_WHAT IS NEEDED_. State how many lines include "prehrávania", giving the number by itself.

_EXTRACTED MATERIAL_.
--- --- ---
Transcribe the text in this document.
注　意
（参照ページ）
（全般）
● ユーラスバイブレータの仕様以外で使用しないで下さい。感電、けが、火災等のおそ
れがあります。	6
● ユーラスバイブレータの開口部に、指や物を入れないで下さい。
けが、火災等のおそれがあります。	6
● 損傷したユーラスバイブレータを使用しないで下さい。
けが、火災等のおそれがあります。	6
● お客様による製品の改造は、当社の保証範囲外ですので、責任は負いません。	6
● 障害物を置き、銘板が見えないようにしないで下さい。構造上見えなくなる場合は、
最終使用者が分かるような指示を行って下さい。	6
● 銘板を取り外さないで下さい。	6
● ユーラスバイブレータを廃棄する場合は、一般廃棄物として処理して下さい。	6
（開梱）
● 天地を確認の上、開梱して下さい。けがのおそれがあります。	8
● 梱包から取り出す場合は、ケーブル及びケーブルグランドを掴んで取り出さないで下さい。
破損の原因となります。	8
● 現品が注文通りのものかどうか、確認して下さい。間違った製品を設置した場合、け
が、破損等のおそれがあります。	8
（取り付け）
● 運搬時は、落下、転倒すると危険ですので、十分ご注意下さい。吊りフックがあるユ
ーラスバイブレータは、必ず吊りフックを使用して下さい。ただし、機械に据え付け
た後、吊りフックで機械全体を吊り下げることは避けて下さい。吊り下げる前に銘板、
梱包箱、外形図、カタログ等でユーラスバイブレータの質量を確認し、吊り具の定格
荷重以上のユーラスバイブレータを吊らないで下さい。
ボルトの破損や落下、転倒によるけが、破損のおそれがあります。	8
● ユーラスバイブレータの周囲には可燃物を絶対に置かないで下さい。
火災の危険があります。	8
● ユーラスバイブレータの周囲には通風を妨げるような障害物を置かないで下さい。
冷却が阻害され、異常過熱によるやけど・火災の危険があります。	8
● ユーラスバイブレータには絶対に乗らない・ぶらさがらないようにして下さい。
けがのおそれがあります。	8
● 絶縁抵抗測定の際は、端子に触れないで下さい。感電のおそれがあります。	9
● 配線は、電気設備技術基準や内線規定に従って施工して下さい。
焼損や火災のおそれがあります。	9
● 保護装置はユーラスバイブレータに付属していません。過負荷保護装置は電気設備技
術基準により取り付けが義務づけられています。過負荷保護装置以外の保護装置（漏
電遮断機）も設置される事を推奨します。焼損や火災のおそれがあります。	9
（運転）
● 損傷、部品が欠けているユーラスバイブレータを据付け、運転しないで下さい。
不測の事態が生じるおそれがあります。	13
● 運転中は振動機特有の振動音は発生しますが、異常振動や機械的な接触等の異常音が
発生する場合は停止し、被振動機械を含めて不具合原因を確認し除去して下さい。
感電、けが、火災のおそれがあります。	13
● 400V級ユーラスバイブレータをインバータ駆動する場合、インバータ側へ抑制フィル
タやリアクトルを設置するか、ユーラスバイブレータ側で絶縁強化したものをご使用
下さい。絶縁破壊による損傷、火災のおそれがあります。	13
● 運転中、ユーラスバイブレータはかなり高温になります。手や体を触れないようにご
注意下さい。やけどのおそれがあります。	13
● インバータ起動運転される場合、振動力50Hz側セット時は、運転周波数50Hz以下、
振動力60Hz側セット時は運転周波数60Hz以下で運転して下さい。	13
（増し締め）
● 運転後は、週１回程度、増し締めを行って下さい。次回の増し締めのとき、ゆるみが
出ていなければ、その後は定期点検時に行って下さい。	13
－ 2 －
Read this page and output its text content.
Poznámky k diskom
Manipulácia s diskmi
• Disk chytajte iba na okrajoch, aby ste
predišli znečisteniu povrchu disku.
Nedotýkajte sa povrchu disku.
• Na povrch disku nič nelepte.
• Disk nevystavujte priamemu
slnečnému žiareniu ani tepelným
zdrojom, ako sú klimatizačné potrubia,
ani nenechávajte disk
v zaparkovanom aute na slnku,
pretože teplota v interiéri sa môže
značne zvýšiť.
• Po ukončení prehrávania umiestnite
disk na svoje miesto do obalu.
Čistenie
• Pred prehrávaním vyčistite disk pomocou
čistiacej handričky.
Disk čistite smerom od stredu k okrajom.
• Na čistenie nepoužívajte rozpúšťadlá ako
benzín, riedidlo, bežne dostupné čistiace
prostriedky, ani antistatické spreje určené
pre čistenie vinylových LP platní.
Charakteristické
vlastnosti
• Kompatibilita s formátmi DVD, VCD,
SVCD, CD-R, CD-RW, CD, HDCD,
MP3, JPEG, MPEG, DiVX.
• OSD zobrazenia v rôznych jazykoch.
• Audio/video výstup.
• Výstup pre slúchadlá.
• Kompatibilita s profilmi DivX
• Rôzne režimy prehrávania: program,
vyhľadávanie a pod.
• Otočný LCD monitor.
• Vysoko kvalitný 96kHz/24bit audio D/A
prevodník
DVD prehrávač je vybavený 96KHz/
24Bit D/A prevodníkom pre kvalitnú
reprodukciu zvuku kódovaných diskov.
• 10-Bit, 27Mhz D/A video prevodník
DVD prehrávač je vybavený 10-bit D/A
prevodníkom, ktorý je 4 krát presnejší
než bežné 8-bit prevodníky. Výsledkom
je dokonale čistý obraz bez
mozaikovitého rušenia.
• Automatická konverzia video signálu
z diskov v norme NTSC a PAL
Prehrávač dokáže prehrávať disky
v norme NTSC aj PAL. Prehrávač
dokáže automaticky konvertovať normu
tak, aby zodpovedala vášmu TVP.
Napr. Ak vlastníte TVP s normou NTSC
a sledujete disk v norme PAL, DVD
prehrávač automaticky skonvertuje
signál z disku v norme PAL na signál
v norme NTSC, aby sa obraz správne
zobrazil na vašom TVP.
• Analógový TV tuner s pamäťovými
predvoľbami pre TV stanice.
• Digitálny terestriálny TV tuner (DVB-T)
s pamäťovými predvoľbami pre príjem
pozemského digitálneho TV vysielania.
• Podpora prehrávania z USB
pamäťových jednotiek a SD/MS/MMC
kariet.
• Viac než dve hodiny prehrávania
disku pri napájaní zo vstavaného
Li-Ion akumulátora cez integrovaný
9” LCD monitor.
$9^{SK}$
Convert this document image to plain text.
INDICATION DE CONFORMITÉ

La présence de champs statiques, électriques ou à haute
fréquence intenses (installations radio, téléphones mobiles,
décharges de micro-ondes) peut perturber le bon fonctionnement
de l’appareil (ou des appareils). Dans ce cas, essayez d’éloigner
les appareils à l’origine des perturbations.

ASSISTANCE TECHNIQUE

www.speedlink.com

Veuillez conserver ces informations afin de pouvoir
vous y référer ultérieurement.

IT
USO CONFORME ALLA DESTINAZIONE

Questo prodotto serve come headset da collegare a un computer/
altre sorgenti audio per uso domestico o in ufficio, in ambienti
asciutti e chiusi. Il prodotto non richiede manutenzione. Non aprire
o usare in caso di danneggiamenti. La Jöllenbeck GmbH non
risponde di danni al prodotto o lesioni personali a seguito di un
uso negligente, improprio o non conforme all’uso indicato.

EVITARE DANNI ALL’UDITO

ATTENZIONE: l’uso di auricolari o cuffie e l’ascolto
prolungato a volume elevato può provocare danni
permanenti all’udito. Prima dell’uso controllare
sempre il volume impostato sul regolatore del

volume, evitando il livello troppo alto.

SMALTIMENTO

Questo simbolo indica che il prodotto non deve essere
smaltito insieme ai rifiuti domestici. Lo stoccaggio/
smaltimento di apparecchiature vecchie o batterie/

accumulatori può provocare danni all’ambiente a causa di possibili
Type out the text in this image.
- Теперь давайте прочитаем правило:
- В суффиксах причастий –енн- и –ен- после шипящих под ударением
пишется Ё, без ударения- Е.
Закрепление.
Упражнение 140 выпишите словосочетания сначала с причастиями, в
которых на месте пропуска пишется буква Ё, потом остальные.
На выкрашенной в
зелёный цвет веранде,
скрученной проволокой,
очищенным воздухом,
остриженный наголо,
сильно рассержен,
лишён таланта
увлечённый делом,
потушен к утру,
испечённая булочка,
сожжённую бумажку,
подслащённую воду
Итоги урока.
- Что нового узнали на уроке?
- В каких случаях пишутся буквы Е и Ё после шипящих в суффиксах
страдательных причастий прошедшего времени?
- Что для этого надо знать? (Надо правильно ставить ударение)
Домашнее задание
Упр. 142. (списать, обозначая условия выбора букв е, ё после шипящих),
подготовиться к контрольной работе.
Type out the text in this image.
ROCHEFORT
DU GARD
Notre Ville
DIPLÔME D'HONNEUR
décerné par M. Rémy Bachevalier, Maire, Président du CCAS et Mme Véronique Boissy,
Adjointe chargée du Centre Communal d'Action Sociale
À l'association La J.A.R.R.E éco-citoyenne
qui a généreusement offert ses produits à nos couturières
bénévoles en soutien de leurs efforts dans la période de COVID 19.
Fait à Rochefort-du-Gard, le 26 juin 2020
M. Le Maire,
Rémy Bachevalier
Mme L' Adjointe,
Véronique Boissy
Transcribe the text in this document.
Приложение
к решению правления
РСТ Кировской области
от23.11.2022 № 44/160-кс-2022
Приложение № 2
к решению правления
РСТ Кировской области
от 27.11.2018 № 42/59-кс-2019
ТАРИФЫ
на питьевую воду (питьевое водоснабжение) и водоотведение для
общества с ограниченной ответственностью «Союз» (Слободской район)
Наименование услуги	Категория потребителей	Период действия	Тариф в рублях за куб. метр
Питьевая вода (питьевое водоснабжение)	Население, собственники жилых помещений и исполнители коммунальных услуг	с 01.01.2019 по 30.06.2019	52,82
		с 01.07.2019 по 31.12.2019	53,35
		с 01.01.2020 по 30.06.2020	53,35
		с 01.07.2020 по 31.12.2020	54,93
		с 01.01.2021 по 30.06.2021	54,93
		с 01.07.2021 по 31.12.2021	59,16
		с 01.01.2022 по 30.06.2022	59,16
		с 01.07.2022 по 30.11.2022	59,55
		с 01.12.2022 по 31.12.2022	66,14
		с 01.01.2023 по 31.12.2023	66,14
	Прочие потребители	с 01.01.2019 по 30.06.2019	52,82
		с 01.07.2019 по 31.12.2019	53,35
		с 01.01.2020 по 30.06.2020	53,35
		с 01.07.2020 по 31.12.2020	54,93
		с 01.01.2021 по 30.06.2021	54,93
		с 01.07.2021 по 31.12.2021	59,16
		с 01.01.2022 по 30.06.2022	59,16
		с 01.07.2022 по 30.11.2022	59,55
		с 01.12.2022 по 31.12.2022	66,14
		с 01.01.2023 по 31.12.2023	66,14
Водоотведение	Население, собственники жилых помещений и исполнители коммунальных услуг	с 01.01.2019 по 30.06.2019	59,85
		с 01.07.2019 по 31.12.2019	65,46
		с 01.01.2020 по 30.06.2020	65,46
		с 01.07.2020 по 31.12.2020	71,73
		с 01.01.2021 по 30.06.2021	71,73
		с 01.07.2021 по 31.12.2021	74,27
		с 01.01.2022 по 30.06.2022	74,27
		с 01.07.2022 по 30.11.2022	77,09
--- --- ---
_THE REPLY_. 4